PROVIDED DATA
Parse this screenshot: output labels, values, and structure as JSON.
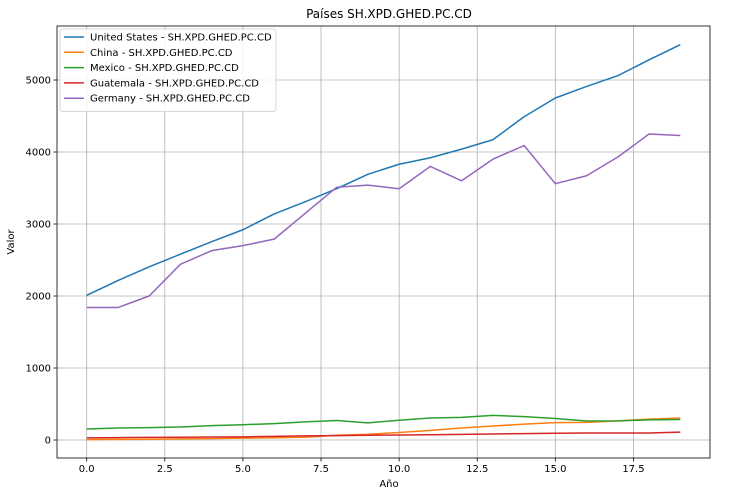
{
  "chart_data": {
    "type": "line",
    "title": "Países SH.XPD.GHED.PC.CD",
    "xlabel": "Año",
    "ylabel": "Valor",
    "xlim": [
      -0.95,
      19.95
    ],
    "ylim": [
      -250,
      5750
    ],
    "x_ticks": [
      0.0,
      2.5,
      5.0,
      7.5,
      10.0,
      12.5,
      15.0,
      17.5
    ],
    "x_tick_labels": [
      "0.0",
      "2.5",
      "5.0",
      "7.5",
      "10.0",
      "12.5",
      "15.0",
      "17.5"
    ],
    "y_ticks": [
      0,
      1000,
      2000,
      3000,
      4000,
      5000
    ],
    "y_tick_labels": [
      "0",
      "1000",
      "2000",
      "3000",
      "4000",
      "5000"
    ],
    "grid": true,
    "legend_position": "top-left",
    "x": [
      0,
      1,
      2,
      3,
      4,
      5,
      6,
      7,
      8,
      9,
      10,
      11,
      12,
      13,
      14,
      15,
      16,
      17,
      18,
      19
    ],
    "series": [
      {
        "name": "United States - SH.XPD.GHED.PC.CD",
        "color": "#1f77b4",
        "values": [
          2010,
          2215,
          2405,
          2580,
          2755,
          2920,
          3140,
          3310,
          3490,
          3690,
          3830,
          3920,
          4040,
          4170,
          4490,
          4750,
          4910,
          5060,
          5280,
          5490
        ]
      },
      {
        "name": "China - SH.XPD.GHED.PC.CD",
        "color": "#ff7f0e",
        "values": [
          5,
          8,
          11,
          15,
          19,
          26,
          31,
          39,
          66,
          80,
          104,
          134,
          167,
          194,
          220,
          242,
          245,
          265,
          290,
          305
        ]
      },
      {
        "name": "Mexico - SH.XPD.GHED.PC.CD",
        "color": "#2ca02c",
        "values": [
          152,
          167,
          172,
          180,
          200,
          212,
          228,
          252,
          270,
          238,
          275,
          305,
          315,
          342,
          325,
          298,
          263,
          265,
          280,
          285
        ]
      },
      {
        "name": "Guatemala - SH.XPD.GHED.PC.CD",
        "color": "#d62728",
        "values": [
          30,
          33,
          36,
          38,
          41,
          44,
          51,
          57,
          61,
          66,
          69,
          73,
          78,
          83,
          89,
          93,
          98,
          98,
          98,
          110
        ]
      },
      {
        "name": "Germany - SH.XPD.GHED.PC.CD",
        "color": "#9467bd",
        "values": [
          1840,
          1840,
          2000,
          2440,
          2630,
          2700,
          2790,
          3150,
          3510,
          3540,
          3490,
          3800,
          3600,
          3900,
          4090,
          3560,
          3670,
          3930,
          4250,
          4230
        ]
      }
    ]
  }
}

PROBLEM TO WORK ON
Reproduce the records verbatim, omitting all images they contain.

EXERCISE ANSWER
Parse this screenshot: output labels, values, and structure as JSON.
{
  "chart_data": {
    "type": "line",
    "title": "Países SH.XPD.GHED.PC.CD",
    "xlabel": "Año",
    "ylabel": "Valor",
    "xlim": [
      -0.95,
      19.95
    ],
    "ylim": [
      -250,
      5750
    ],
    "x_ticks": [
      0.0,
      2.5,
      5.0,
      7.5,
      10.0,
      12.5,
      15.0,
      17.5
    ],
    "x_tick_labels": [
      "0.0",
      "2.5",
      "5.0",
      "7.5",
      "10.0",
      "12.5",
      "15.0",
      "17.5"
    ],
    "y_ticks": [
      0,
      1000,
      2000,
      3000,
      4000,
      5000
    ],
    "y_tick_labels": [
      "0",
      "1000",
      "2000",
      "3000",
      "4000",
      "5000"
    ],
    "grid": true,
    "legend_position": "top-left",
    "x": [
      0,
      1,
      2,
      3,
      4,
      5,
      6,
      7,
      8,
      9,
      10,
      11,
      12,
      13,
      14,
      15,
      16,
      17,
      18,
      19
    ],
    "series": [
      {
        "name": "United States - SH.XPD.GHED.PC.CD",
        "color": "#1f77b4",
        "values": [
          2010,
          2215,
          2405,
          2580,
          2755,
          2920,
          3140,
          3310,
          3490,
          3690,
          3830,
          3920,
          4040,
          4170,
          4490,
          4750,
          4910,
          5060,
          5280,
          5490
        ]
      },
      {
        "name": "China - SH.XPD.GHED.PC.CD",
        "color": "#ff7f0e",
        "values": [
          5,
          8,
          11,
          15,
          19,
          26,
          31,
          39,
          66,
          80,
          104,
          134,
          167,
          194,
          220,
          242,
          245,
          265,
          290,
          305
        ]
      },
      {
        "name": "Mexico - SH.XPD.GHED.PC.CD",
        "color": "#2ca02c",
        "values": [
          152,
          167,
          172,
          180,
          200,
          212,
          228,
          252,
          270,
          238,
          275,
          305,
          315,
          342,
          325,
          298,
          263,
          265,
          280,
          285
        ]
      },
      {
        "name": "Guatemala - SH.XPD.GHED.PC.CD",
        "color": "#d62728",
        "values": [
          30,
          33,
          36,
          38,
          41,
          44,
          51,
          57,
          61,
          66,
          69,
          73,
          78,
          83,
          89,
          93,
          98,
          98,
          98,
          110
        ]
      },
      {
        "name": "Germany - SH.XPD.GHED.PC.CD",
        "color": "#9467bd",
        "values": [
          1840,
          1840,
          2000,
          2440,
          2630,
          2700,
          2790,
          3150,
          3510,
          3540,
          3490,
          3800,
          3600,
          3900,
          4090,
          3560,
          3670,
          3930,
          4250,
          4230
        ]
      }
    ]
  }
}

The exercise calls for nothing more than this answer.